Work instructions
Give the count of lines in the entries below that contain the string "cuadro", and only that count.

════════════════════

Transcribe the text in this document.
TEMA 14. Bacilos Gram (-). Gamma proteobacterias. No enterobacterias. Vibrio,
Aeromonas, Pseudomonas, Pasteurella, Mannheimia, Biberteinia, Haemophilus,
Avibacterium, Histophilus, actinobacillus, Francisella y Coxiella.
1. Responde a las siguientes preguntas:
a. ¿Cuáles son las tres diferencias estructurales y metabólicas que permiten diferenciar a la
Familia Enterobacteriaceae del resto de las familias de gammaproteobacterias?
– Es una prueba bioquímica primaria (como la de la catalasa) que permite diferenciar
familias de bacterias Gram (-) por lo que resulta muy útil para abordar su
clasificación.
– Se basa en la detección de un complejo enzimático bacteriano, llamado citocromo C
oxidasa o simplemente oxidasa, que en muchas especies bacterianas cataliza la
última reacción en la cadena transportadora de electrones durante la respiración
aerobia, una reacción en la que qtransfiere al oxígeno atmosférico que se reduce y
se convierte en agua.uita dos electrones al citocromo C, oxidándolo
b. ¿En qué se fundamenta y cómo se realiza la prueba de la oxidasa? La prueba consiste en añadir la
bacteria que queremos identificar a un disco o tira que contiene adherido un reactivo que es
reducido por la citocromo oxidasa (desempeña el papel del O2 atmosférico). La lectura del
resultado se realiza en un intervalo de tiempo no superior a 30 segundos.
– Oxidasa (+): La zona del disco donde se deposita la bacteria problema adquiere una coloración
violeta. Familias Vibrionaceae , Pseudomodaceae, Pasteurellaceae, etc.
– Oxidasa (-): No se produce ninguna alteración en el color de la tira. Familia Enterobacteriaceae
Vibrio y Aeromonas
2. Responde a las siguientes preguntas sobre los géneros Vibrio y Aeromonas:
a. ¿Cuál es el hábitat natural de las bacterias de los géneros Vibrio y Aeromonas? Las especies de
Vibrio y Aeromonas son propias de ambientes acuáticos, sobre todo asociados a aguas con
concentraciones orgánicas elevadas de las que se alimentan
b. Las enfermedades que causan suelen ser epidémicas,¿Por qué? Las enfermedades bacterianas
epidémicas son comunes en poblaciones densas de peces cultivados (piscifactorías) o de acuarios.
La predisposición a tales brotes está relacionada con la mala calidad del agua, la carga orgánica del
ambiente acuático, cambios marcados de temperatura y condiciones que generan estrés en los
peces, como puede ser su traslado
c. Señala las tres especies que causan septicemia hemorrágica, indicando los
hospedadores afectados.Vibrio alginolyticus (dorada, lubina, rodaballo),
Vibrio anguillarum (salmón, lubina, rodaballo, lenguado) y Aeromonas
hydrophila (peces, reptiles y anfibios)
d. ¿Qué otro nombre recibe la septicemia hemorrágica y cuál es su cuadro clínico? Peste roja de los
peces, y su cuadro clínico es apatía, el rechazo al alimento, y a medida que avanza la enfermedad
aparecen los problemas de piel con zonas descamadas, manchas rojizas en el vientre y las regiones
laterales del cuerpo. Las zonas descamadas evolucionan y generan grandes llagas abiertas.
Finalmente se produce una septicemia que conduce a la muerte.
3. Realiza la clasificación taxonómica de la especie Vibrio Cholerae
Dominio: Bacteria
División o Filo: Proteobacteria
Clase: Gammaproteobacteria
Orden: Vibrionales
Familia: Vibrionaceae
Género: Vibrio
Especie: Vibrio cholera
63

════════════════════

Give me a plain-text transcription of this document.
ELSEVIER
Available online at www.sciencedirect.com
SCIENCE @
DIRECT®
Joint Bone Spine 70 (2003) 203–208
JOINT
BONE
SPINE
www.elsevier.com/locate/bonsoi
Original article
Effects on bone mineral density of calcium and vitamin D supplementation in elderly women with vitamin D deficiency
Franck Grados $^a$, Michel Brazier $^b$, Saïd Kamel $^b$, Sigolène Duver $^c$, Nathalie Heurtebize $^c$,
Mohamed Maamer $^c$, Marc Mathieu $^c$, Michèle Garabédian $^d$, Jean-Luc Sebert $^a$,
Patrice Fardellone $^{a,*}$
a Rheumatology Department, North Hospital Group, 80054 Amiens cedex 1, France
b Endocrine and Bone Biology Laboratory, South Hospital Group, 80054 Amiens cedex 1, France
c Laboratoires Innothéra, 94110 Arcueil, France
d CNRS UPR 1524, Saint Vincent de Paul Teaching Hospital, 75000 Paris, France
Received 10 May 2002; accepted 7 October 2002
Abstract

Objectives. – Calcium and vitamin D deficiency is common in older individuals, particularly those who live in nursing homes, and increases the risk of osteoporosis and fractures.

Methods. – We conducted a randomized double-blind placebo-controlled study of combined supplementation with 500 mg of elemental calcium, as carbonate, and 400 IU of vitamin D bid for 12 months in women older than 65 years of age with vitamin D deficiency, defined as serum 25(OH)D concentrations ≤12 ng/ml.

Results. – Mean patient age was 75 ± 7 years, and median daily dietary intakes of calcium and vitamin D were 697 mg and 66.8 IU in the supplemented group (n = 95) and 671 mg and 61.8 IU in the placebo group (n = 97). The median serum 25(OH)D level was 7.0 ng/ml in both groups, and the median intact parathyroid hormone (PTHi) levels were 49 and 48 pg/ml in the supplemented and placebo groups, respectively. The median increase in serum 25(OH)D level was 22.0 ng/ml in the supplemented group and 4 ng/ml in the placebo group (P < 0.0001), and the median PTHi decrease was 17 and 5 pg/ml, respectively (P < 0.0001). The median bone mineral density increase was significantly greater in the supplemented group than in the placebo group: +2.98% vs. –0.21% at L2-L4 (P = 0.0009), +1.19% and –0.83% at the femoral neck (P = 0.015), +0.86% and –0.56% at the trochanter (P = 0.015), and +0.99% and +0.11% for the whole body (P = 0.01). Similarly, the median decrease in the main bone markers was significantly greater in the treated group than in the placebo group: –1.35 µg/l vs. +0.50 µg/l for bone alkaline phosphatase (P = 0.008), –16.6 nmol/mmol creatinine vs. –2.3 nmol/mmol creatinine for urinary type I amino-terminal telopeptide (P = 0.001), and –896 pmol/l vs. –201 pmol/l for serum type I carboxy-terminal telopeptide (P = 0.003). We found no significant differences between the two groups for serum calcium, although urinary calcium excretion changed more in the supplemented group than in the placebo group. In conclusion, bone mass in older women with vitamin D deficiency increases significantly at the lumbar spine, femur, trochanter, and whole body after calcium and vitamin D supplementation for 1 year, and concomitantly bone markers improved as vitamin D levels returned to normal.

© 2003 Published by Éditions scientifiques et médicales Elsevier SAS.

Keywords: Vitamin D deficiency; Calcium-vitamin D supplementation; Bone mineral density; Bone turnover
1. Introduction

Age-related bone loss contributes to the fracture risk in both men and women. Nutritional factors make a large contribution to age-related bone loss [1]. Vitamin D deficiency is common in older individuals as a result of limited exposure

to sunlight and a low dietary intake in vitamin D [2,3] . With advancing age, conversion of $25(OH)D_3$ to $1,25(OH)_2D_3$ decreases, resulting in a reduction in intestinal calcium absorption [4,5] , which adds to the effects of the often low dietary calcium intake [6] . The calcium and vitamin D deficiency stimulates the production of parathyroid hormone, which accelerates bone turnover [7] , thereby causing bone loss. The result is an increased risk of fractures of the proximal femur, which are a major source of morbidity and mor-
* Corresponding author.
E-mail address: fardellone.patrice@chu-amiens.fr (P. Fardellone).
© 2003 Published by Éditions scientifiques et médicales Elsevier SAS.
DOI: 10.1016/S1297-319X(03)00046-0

════════════════════

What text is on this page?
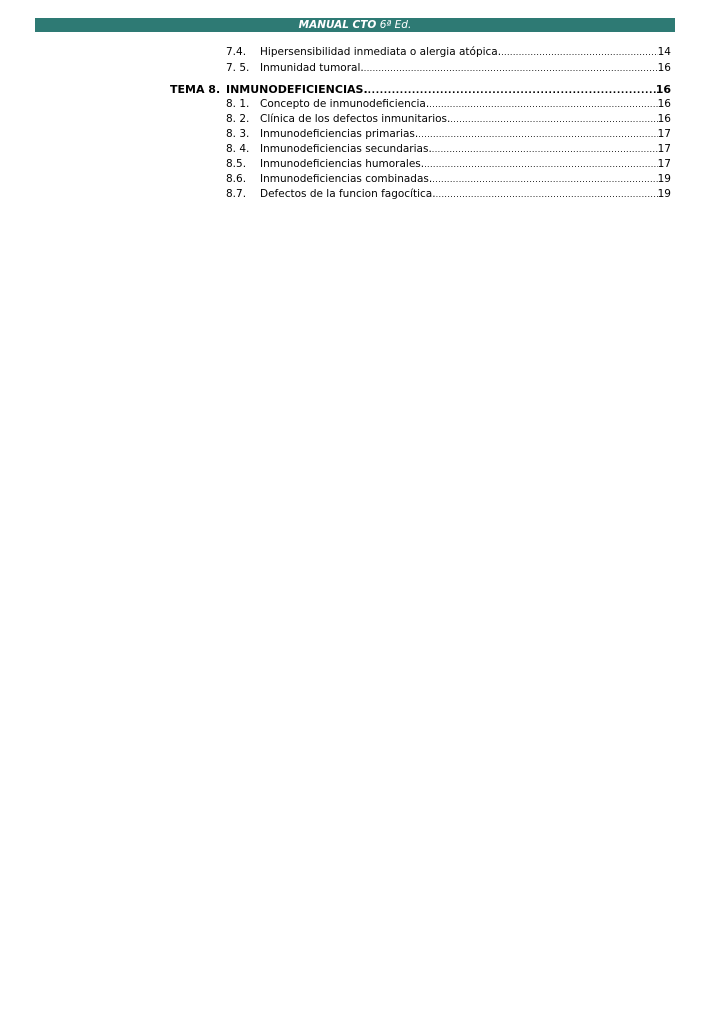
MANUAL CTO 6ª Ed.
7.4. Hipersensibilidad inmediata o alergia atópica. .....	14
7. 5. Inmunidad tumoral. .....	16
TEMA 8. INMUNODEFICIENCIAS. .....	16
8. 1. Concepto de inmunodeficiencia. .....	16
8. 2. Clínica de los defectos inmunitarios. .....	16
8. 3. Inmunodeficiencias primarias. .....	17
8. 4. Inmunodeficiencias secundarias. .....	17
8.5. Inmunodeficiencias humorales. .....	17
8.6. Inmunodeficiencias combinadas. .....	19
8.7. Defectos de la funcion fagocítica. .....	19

════════════════════

Written response
2